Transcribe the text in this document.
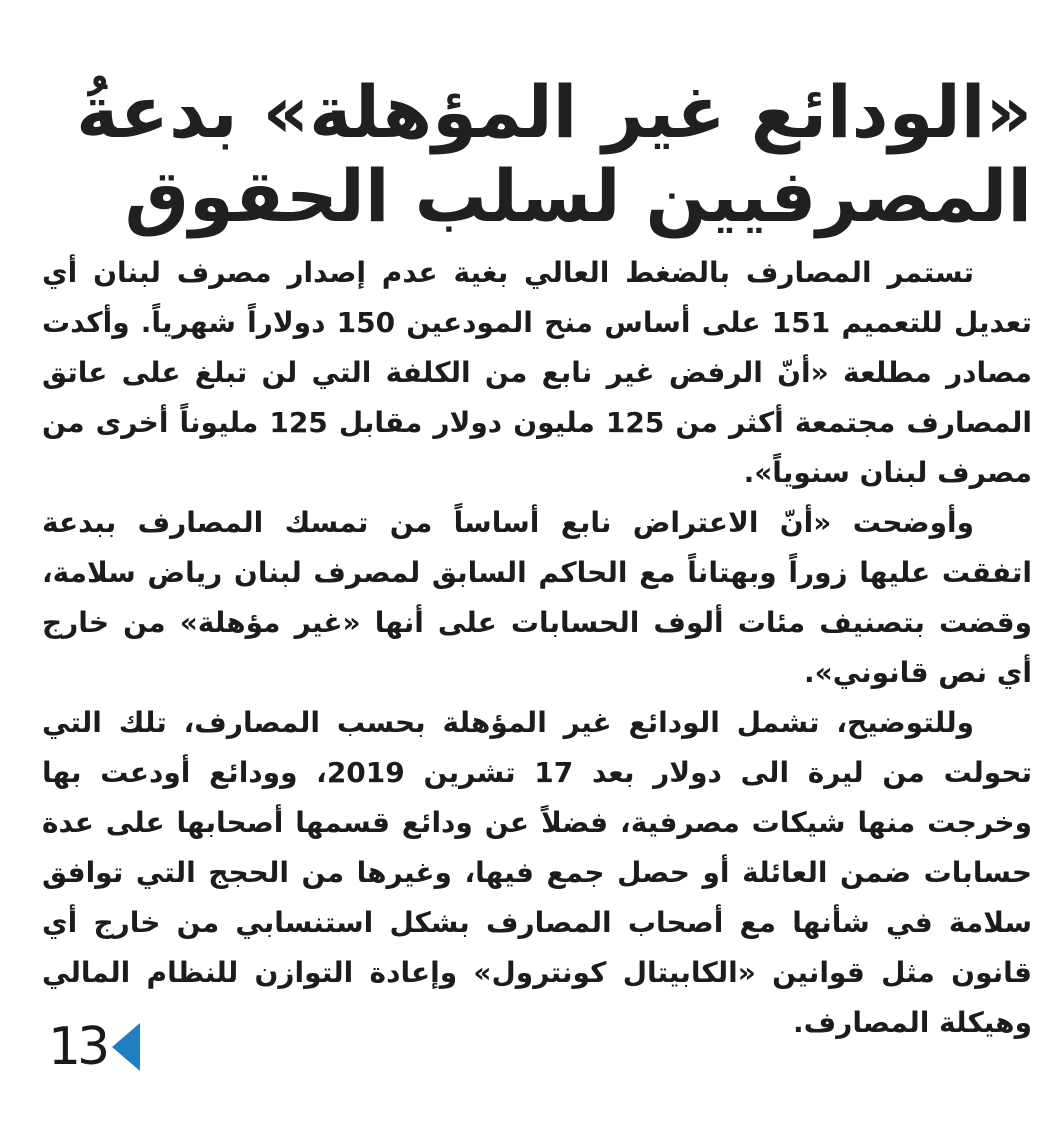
«الودائع غير المؤهلة» بدعةُ المصرفيين لسلب الحقوق

تستمر المصارف بالضغط العالي بغية عدم إصدار مصرف لبنان أي تعديل للتعميم 151 على أساس منح المودعين 150 دولاراً شهرياً. وأكدت مصادر مطلعة «أنّ الرفض غير نابع من الكلفة التي لن تبلغ على عاتق المصارف مجتمعة أكثر من 125 مليون دولار مقابل 125 مليوناً أخرى من مصرف لبنان سنوياً».

وأوضحت «أنّ الاعتراض نابع أساساً من تمسك المصارف ببدعة اتفقت عليها زوراً وبهتاناً مع الحاكم السابق لمصرف لبنان رياض سلامة، وقضت بتصنيف مئات ألوف الحسابات على أنها «غير مؤهلة» من خارج أي نص قانوني».

وللتوضيح، تشمل الودائع غير المؤهلة بحسب المصارف، تلك التي تحولت من ليرة الى دولار بعد 17 تشرين 2019، وودائع أودعت بها وخرجت منها شيكات مصرفية، فضلاً عن ودائع قسمها أصحابها على عدة حسابات ضمن العائلة أو حصل جمع فيها، وغيرها من الحجج التي توافق سلامة في شأنها مع أصحاب المصارف بشكل استنسابي من خارج أي قانون مثل قوانين «الكابيتال كونترول» وإعادة التوازن للنظام المالي وهيكلة المصارف.

13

WHAT IS BEING ASKED: Reproduce the material above in full and without alteration, but skip all pictures.

THE SOLUTION:
Transcribe the text in this document.
«الودائع غير المؤهلة» بدعةُ المصرفيين لسلب الحقوق

تستمر المصارف بالضغط العالي بغية عدم إصدار مصرف لبنان أي تعديل للتعميم 151 على أساس منح المودعين 150 دولاراً شهرياً. وأكدت مصادر مطلعة «أنّ الرفض غير نابع من الكلفة التي لن تبلغ على عاتق المصارف مجتمعة أكثر من 125 مليون دولار مقابل 125 مليوناً أخرى من مصرف لبنان سنوياً».

وأوضحت «أنّ الاعتراض نابع أساساً من تمسك المصارف ببدعة اتفقت عليها زوراً وبهتاناً مع الحاكم السابق لمصرف لبنان رياض سلامة، وقضت بتصنيف مئات ألوف الحسابات على أنها «غير مؤهلة» من خارج أي نص قانوني».

وللتوضيح، تشمل الودائع غير المؤهلة بحسب المصارف، تلك التي تحولت من ليرة الى دولار بعد 17 تشرين 2019، وودائع أودعت بها وخرجت منها شيكات مصرفية، فضلاً عن ودائع قسمها أصحابها على عدة حسابات ضمن العائلة أو حصل جمع فيها، وغيرها من الحجج التي توافق سلامة في شأنها مع أصحاب المصارف بشكل استنسابي من خارج أي قانون مثل قوانين «الكابيتال كونترول» وإعادة التوازن للنظام المالي وهيكلة المصارف.

13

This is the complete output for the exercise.